### What to produce
Each entry below must be repeated word for word.

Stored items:
______________________________
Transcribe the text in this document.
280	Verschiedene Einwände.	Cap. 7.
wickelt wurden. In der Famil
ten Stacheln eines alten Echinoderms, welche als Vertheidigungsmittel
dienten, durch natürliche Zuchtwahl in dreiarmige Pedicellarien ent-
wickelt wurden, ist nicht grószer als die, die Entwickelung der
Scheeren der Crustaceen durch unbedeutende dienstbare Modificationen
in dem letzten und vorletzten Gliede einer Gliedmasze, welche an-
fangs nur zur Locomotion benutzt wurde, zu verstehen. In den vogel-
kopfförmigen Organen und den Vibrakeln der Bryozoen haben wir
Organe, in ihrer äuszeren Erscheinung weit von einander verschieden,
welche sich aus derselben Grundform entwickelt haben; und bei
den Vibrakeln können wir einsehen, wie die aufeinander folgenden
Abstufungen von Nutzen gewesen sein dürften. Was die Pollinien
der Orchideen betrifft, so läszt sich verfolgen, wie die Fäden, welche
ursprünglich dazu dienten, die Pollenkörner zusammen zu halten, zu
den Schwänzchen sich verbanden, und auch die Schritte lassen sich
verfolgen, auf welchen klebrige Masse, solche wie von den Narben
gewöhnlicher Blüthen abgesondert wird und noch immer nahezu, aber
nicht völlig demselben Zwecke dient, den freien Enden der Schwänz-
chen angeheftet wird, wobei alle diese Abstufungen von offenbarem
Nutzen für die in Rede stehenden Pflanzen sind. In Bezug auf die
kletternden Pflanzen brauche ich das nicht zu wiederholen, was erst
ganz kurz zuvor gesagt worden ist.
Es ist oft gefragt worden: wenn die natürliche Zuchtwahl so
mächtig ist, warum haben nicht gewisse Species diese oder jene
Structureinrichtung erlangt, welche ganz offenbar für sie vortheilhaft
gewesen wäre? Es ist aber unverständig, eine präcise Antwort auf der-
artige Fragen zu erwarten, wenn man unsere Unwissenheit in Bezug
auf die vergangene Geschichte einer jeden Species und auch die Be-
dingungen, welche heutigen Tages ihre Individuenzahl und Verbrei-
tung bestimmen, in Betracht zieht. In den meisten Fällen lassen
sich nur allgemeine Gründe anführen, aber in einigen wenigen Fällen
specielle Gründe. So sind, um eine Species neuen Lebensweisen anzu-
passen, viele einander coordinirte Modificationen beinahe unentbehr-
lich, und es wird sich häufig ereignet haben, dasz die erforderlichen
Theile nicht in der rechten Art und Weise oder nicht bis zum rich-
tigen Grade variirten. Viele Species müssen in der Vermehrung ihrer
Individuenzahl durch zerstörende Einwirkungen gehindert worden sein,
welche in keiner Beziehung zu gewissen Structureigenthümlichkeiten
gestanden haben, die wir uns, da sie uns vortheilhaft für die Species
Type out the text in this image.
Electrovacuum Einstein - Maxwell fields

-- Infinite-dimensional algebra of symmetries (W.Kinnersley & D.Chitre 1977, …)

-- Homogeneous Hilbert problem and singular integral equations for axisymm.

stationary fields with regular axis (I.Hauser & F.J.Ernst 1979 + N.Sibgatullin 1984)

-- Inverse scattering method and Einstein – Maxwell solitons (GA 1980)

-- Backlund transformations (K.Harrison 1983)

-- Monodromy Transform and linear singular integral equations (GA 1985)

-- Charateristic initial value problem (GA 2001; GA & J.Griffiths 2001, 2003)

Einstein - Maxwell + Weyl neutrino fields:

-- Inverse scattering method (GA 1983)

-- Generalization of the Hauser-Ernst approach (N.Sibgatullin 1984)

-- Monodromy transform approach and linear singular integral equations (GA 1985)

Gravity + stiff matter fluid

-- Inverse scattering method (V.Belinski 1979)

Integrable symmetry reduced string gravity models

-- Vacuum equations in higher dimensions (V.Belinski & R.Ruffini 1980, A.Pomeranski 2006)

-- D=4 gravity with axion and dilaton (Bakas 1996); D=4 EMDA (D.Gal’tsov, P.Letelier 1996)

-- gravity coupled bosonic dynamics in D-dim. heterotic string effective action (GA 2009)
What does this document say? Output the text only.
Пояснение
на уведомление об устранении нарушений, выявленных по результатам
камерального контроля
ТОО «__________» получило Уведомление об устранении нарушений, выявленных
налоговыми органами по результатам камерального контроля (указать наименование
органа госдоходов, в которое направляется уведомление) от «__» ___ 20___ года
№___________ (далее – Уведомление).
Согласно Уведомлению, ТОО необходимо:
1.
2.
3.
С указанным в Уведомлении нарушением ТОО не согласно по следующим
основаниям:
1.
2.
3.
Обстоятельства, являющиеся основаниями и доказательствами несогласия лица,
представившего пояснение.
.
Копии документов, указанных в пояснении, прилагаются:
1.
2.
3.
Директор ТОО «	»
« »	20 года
______________________________
### Right answer
Transcribe the text in this document.
280	Verschiedene Einwände.	Cap. 7.
wickelt wurden. In der Famil
ten Stacheln eines alten Echinoderms, welche als Vertheidigungsmittel
dienten, durch natürliche Zuchtwahl in dreiarmige Pedicellarien ent-
wickelt wurden, ist nicht grószer als die, die Entwickelung der
Scheeren der Crustaceen durch unbedeutende dienstbare Modificationen
in dem letzten und vorletzten Gliede einer Gliedmasze, welche an-
fangs nur zur Locomotion benutzt wurde, zu verstehen. In den vogel-
kopfförmigen Organen und den Vibrakeln der Bryozoen haben wir
Organe, in ihrer äuszeren Erscheinung weit von einander verschieden,
welche sich aus derselben Grundform entwickelt haben; und bei
den Vibrakeln können wir einsehen, wie die aufeinander folgenden
Abstufungen von Nutzen gewesen sein dürften. Was die Pollinien
der Orchideen betrifft, so läszt sich verfolgen, wie die Fäden, welche
ursprünglich dazu dienten, die Pollenkörner zusammen zu halten, zu
den Schwänzchen sich verbanden, und auch die Schritte lassen sich
verfolgen, auf welchen klebrige Masse, solche wie von den Narben
gewöhnlicher Blüthen abgesondert wird und noch immer nahezu, aber
nicht völlig demselben Zwecke dient, den freien Enden der Schwänz-
chen angeheftet wird, wobei alle diese Abstufungen von offenbarem
Nutzen für die in Rede stehenden Pflanzen sind. In Bezug auf die
kletternden Pflanzen brauche ich das nicht zu wiederholen, was erst
ganz kurz zuvor gesagt worden ist.
Es ist oft gefragt worden: wenn die natürliche Zuchtwahl so
mächtig ist, warum haben nicht gewisse Species diese oder jene
Structureinrichtung erlangt, welche ganz offenbar für sie vortheilhaft
gewesen wäre? Es ist aber unverständig, eine präcise Antwort auf der-
artige Fragen zu erwarten, wenn man unsere Unwissenheit in Bezug
auf die vergangene Geschichte einer jeden Species und auch die Be-
dingungen, welche heutigen Tages ihre Individuenzahl und Verbrei-
tung bestimmen, in Betracht zieht. In den meisten Fällen lassen
sich nur allgemeine Gründe anführen, aber in einigen wenigen Fällen
specielle Gründe. So sind, um eine Species neuen Lebensweisen anzu-
passen, viele einander coordinirte Modificationen beinahe unentbehr-
lich, und es wird sich häufig ereignet haben, dasz die erforderlichen
Theile nicht in der rechten Art und Weise oder nicht bis zum rich-
tigen Grade variirten. Viele Species müssen in der Vermehrung ihrer
Individuenzahl durch zerstörende Einwirkungen gehindert worden sein,
welche in keiner Beziehung zu gewissen Structureigenthümlichkeiten
gestanden haben, die wir uns, da sie uns vortheilhaft für die Species
Type out the text in this image.
Electrovacuum Einstein - Maxwell fields

-- Infinite-dimensional algebra of symmetries (W.Kinnersley & D.Chitre 1977, …)

-- Homogeneous Hilbert problem and singular integral equations for axisymm.

stationary fields with regular axis (I.Hauser & F.J.Ernst 1979 + N.Sibgatullin 1984)

-- Inverse scattering method and Einstein – Maxwell solitons (GA 1980)

-- Backlund transformations (K.Harrison 1983)

-- Monodromy Transform and linear singular integral equations (GA 1985)

-- Charateristic initial value problem (GA 2001; GA & J.Griffiths 2001, 2003)

Einstein - Maxwell + Weyl neutrino fields:

-- Inverse scattering method (GA 1983)

-- Generalization of the Hauser-Ernst approach (N.Sibgatullin 1984)

-- Monodromy transform approach and linear singular integral equations (GA 1985)

Gravity + stiff matter fluid

-- Inverse scattering method (V.Belinski 1979)

Integrable symmetry reduced string gravity models

-- Vacuum equations in higher dimensions (V.Belinski & R.Ruffini 1980, A.Pomeranski 2006)

-- D=4 gravity with axion and dilaton (Bakas 1996); D=4 EMDA (D.Gal’tsov, P.Letelier 1996)

-- gravity coupled bosonic dynamics in D-dim. heterotic string effective action (GA 2009)
What does this document say? Output the text only.
Пояснение
на уведомление об устранении нарушений, выявленных по результатам
камерального контроля
ТОО «__________» получило Уведомление об устранении нарушений, выявленных
налоговыми органами по результатам камерального контроля (указать наименование
органа госдоходов, в которое направляется уведомление) от «__» ___ 20___ года
№___________ (далее – Уведомление).
Согласно Уведомлению, ТОО необходимо:
1.
2.
3.
С указанным в Уведомлении нарушением ТОО не согласно по следующим
основаниям:
1.
2.
3.
Обстоятельства, являющиеся основаниями и доказательствами несогласия лица,
представившего пояснение.
.
Копии документов, указанных в пояснении, прилагаются:
1.
2.
3.
Директор ТОО «	»
« »	20 года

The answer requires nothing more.